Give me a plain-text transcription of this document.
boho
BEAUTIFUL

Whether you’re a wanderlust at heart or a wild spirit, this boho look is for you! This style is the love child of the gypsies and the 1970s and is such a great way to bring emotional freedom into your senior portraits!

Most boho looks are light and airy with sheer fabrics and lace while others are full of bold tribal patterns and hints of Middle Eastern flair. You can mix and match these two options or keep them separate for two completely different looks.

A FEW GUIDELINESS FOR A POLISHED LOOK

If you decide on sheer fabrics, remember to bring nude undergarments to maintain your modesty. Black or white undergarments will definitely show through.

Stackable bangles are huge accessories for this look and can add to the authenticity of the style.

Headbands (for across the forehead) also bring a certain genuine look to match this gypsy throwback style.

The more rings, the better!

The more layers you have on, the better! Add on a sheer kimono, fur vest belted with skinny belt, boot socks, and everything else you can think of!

********************

Retype the records above exactly.

* **Task response**
Give me a plain-text transcription of this document.
boho
BEAUTIFUL

Whether you’re a wanderlust at heart or a wild spirit, this boho look is for you! This style is the love child of the gypsies and the 1970s and is such a great way to bring emotional freedom into your senior portraits!

Most boho looks are light and airy with sheer fabrics and lace while others are full of bold tribal patterns and hints of Middle Eastern flair. You can mix and match these two options or keep them separate for two completely different looks.

A FEW GUIDELINESS FOR A POLISHED LOOK

If you decide on sheer fabrics, remember to bring nude undergarments to maintain your modesty. Black or white undergarments will definitely show through.

Stackable bangles are huge accessories for this look and can add to the authenticity of the style.

Headbands (for across the forehead) also bring a certain genuine look to match this gypsy throwback style.

The more rings, the better!

The more layers you have on, the better! Add on a sheer kimono, fur vest belted with skinny belt, boot socks, and everything else you can think of!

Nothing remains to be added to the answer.